[TO DO] Type out the material below exactly.

[EXTRACTED ENTRIES]
START
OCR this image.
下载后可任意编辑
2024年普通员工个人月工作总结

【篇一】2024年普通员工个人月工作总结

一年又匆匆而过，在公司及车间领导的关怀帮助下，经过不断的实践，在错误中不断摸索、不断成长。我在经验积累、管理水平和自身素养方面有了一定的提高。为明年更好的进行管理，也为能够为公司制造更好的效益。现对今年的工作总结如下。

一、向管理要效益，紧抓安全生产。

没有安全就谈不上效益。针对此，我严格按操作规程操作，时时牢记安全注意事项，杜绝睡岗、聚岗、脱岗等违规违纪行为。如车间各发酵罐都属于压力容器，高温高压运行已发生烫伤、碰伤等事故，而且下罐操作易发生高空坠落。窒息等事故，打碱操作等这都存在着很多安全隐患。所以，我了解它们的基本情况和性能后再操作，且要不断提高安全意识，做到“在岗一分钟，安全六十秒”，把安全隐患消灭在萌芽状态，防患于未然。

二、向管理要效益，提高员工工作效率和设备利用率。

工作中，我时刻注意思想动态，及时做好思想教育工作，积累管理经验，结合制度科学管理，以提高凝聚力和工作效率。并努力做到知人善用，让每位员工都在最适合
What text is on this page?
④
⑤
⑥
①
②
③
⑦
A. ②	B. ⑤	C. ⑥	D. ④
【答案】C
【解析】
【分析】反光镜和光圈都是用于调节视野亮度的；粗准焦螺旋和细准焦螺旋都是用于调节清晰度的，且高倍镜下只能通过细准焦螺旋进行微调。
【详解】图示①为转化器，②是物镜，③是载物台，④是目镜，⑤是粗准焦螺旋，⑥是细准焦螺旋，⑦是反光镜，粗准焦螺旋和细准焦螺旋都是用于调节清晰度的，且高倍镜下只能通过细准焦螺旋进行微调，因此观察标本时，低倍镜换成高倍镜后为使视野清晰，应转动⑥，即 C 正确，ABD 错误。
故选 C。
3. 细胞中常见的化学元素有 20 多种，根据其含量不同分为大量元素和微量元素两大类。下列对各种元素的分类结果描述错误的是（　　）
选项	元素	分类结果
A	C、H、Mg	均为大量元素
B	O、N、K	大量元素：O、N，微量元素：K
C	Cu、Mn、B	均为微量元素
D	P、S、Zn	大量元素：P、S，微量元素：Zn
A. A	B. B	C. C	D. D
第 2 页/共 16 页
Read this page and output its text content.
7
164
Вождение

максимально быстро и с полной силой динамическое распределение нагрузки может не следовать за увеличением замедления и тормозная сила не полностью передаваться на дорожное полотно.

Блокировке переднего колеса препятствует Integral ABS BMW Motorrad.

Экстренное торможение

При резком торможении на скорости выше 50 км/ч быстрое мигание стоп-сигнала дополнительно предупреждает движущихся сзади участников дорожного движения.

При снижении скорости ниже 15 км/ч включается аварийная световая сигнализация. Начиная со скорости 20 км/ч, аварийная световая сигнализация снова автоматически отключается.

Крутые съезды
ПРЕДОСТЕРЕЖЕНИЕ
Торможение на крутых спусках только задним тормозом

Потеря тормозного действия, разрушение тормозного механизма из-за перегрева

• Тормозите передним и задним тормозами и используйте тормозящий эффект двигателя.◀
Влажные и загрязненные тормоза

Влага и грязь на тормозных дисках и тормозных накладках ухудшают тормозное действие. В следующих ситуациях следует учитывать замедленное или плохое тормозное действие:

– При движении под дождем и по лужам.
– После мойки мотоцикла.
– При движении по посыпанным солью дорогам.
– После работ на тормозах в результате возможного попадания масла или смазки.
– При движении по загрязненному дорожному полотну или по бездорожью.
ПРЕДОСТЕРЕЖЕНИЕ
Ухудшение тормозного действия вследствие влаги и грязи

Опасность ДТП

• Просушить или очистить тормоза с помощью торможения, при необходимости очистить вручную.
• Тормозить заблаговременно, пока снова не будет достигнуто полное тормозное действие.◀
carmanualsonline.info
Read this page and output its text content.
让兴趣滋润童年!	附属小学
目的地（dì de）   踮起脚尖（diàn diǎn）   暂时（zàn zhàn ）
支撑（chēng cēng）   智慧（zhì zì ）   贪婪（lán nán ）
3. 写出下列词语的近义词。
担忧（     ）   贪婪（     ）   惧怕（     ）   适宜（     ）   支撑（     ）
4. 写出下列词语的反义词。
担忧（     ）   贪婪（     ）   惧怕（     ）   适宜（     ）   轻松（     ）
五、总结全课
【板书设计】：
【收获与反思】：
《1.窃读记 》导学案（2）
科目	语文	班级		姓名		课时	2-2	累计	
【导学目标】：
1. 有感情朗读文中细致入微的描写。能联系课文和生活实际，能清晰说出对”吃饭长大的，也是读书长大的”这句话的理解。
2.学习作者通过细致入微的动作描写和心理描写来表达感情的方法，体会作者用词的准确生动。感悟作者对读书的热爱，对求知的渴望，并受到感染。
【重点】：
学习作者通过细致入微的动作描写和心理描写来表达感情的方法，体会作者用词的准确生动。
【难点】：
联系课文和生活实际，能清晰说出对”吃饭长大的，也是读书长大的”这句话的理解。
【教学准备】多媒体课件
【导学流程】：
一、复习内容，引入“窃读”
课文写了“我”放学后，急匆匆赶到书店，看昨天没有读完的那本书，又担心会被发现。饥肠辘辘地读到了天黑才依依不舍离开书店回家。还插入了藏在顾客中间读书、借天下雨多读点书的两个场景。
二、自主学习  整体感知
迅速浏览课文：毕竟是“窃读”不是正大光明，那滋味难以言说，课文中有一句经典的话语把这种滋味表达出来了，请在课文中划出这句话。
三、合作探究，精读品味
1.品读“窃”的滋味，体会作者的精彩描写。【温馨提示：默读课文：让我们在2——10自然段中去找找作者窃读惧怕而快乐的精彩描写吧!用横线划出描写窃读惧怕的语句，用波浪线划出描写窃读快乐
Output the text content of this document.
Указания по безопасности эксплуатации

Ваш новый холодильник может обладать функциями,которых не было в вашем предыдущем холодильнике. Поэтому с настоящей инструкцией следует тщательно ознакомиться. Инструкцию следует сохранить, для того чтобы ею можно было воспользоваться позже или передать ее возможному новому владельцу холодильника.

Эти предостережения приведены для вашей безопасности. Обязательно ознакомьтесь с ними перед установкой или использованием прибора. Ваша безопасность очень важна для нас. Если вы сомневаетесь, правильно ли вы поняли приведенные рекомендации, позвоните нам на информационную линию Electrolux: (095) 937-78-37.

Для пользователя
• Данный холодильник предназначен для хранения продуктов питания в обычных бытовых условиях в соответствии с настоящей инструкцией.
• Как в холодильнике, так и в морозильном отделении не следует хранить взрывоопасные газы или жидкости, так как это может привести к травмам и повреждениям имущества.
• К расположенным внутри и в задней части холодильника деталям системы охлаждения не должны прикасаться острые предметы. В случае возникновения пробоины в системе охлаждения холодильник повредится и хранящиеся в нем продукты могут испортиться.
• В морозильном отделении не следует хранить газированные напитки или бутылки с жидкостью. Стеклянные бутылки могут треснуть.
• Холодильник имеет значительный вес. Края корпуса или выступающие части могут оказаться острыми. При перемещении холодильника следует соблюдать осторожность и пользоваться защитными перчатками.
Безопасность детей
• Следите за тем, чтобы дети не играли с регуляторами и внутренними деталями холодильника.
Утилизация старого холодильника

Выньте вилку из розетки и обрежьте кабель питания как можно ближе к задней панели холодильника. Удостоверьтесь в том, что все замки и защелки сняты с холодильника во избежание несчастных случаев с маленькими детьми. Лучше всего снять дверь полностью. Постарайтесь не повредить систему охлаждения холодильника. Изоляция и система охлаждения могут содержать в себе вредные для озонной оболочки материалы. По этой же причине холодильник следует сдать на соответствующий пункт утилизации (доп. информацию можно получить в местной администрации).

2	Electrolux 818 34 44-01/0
END
[SOLUTION TO THE PROBLEM]
OCR this image.
下载后可任意编辑
2024年普通员工个人月工作总结

【篇一】2024年普通员工个人月工作总结

一年又匆匆而过，在公司及车间领导的关怀帮助下，经过不断的实践，在错误中不断摸索、不断成长。我在经验积累、管理水平和自身素养方面有了一定的提高。为明年更好的进行管理，也为能够为公司制造更好的效益。现对今年的工作总结如下。

一、向管理要效益，紧抓安全生产。

没有安全就谈不上效益。针对此，我严格按操作规程操作，时时牢记安全注意事项，杜绝睡岗、聚岗、脱岗等违规违纪行为。如车间各发酵罐都属于压力容器，高温高压运行已发生烫伤、碰伤等事故，而且下罐操作易发生高空坠落。窒息等事故，打碱操作等这都存在着很多安全隐患。所以，我了解它们的基本情况和性能后再操作，且要不断提高安全意识，做到“在岗一分钟，安全六十秒”，把安全隐患消灭在萌芽状态，防患于未然。

二、向管理要效益，提高员工工作效率和设备利用率。

工作中，我时刻注意思想动态，及时做好思想教育工作，积累管理经验，结合制度科学管理，以提高凝聚力和工作效率。并努力做到知人善用，让每位员工都在最适合
What text is on this page?
④
⑤
⑥
①
②
③
⑦
A. ②	B. ⑤	C. ⑥	D. ④
【答案】C
【解析】
【分析】反光镜和光圈都是用于调节视野亮度的；粗准焦螺旋和细准焦螺旋都是用于调节清晰度的，且高倍镜下只能通过细准焦螺旋进行微调。
【详解】图示①为转化器，②是物镜，③是载物台，④是目镜，⑤是粗准焦螺旋，⑥是细准焦螺旋，⑦是反光镜，粗准焦螺旋和细准焦螺旋都是用于调节清晰度的，且高倍镜下只能通过细准焦螺旋进行微调，因此观察标本时，低倍镜换成高倍镜后为使视野清晰，应转动⑥，即 C 正确，ABD 错误。
故选 C。
3. 细胞中常见的化学元素有 20 多种，根据其含量不同分为大量元素和微量元素两大类。下列对各种元素的分类结果描述错误的是（　　）
选项	元素	分类结果
A	C、H、Mg	均为大量元素
B	O、N、K	大量元素：O、N，微量元素：K
C	Cu、Mn、B	均为微量元素
D	P、S、Zn	大量元素：P、S，微量元素：Zn
A. A	B. B	C. C	D. D
第 2 页/共 16 页
Read this page and output its text content.
7
164
Вождение

максимально быстро и с полной силой динамическое распределение нагрузки может не следовать за увеличением замедления и тормозная сила не полностью передаваться на дорожное полотно.

Блокировке переднего колеса препятствует Integral ABS BMW Motorrad.

Экстренное торможение

При резком торможении на скорости выше 50 км/ч быстрое мигание стоп-сигнала дополнительно предупреждает движущихся сзади участников дорожного движения.

При снижении скорости ниже 15 км/ч включается аварийная световая сигнализация. Начиная со скорости 20 км/ч, аварийная световая сигнализация снова автоматически отключается.

Крутые съезды
ПРЕДОСТЕРЕЖЕНИЕ
Торможение на крутых спусках только задним тормозом

Потеря тормозного действия, разрушение тормозного механизма из-за перегрева

• Тормозите передним и задним тормозами и используйте тормозящий эффект двигателя.◀
Влажные и загрязненные тормоза

Влага и грязь на тормозных дисках и тормозных накладках ухудшают тормозное действие. В следующих ситуациях следует учитывать замедленное или плохое тормозное действие:

– При движении под дождем и по лужам.
– После мойки мотоцикла.
– При движении по посыпанным солью дорогам.
– После работ на тормозах в результате возможного попадания масла или смазки.
– При движении по загрязненному дорожному полотну или по бездорожью.
ПРЕДОСТЕРЕЖЕНИЕ
Ухудшение тормозного действия вследствие влаги и грязи

Опасность ДТП

• Просушить или очистить тормоза с помощью торможения, при необходимости очистить вручную.
• Тормозить заблаговременно, пока снова не будет достигнуто полное тормозное действие.◀
carmanualsonline.info
Read this page and output its text content.
让兴趣滋润童年!	附属小学
目的地（dì de）   踮起脚尖（diàn diǎn）   暂时（zàn zhàn ）
支撑（chēng cēng）   智慧（zhì zì ）   贪婪（lán nán ）
3. 写出下列词语的近义词。
担忧（     ）   贪婪（     ）   惧怕（     ）   适宜（     ）   支撑（     ）
4. 写出下列词语的反义词。
担忧（     ）   贪婪（     ）   惧怕（     ）   适宜（     ）   轻松（     ）
五、总结全课
【板书设计】：
【收获与反思】：
《1.窃读记 》导学案（2）
科目	语文	班级		姓名		课时	2-2	累计	
【导学目标】：
1. 有感情朗读文中细致入微的描写。能联系课文和生活实际，能清晰说出对”吃饭长大的，也是读书长大的”这句话的理解。
2.学习作者通过细致入微的动作描写和心理描写来表达感情的方法，体会作者用词的准确生动。感悟作者对读书的热爱，对求知的渴望，并受到感染。
【重点】：
学习作者通过细致入微的动作描写和心理描写来表达感情的方法，体会作者用词的准确生动。
【难点】：
联系课文和生活实际，能清晰说出对”吃饭长大的，也是读书长大的”这句话的理解。
【教学准备】多媒体课件
【导学流程】：
一、复习内容，引入“窃读”
课文写了“我”放学后，急匆匆赶到书店，看昨天没有读完的那本书，又担心会被发现。饥肠辘辘地读到了天黑才依依不舍离开书店回家。还插入了藏在顾客中间读书、借天下雨多读点书的两个场景。
二、自主学习  整体感知
迅速浏览课文：毕竟是“窃读”不是正大光明，那滋味难以言说，课文中有一句经典的话语把这种滋味表达出来了，请在课文中划出这句话。
三、合作探究，精读品味
1.品读“窃”的滋味，体会作者的精彩描写。【温馨提示：默读课文：让我们在2——10自然段中去找找作者窃读惧怕而快乐的精彩描写吧!用横线划出描写窃读惧怕的语句，用波浪线划出描写窃读快乐
Output the text content of this document.
Указания по безопасности эксплуатации

Ваш новый холодильник может обладать функциями,которых не было в вашем предыдущем холодильнике. Поэтому с настоящей инструкцией следует тщательно ознакомиться. Инструкцию следует сохранить, для того чтобы ею можно было воспользоваться позже или передать ее возможному новому владельцу холодильника.

Эти предостережения приведены для вашей безопасности. Обязательно ознакомьтесь с ними перед установкой или использованием прибора. Ваша безопасность очень важна для нас. Если вы сомневаетесь, правильно ли вы поняли приведенные рекомендации, позвоните нам на информационную линию Electrolux: (095) 937-78-37.

Для пользователя
• Данный холодильник предназначен для хранения продуктов питания в обычных бытовых условиях в соответствии с настоящей инструкцией.
• Как в холодильнике, так и в морозильном отделении не следует хранить взрывоопасные газы или жидкости, так как это может привести к травмам и повреждениям имущества.
• К расположенным внутри и в задней части холодильника деталям системы охлаждения не должны прикасаться острые предметы. В случае возникновения пробоины в системе охлаждения холодильник повредится и хранящиеся в нем продукты могут испортиться.
• В морозильном отделении не следует хранить газированные напитки или бутылки с жидкостью. Стеклянные бутылки могут треснуть.
• Холодильник имеет значительный вес. Края корпуса или выступающие части могут оказаться острыми. При перемещении холодильника следует соблюдать осторожность и пользоваться защитными перчатками.
Безопасность детей
• Следите за тем, чтобы дети не играли с регуляторами и внутренними деталями холодильника.
Утилизация старого холодильника

Выньте вилку из розетки и обрежьте кабель питания как можно ближе к задней панели холодильника. Удостоверьтесь в том, что все замки и защелки сняты с холодильника во избежание несчастных случаев с маленькими детьми. Лучше всего снять дверь полностью. Постарайтесь не повредить систему охлаждения холодильника. Изоляция и система охлаждения могут содержать в себе вредные для озонной оболочки материалы. По этой же причине холодильник следует сдать на соответствующий пункт утилизации (доп. информацию можно получить в местной администрации).

2	Electrolux 818 34 44-01/0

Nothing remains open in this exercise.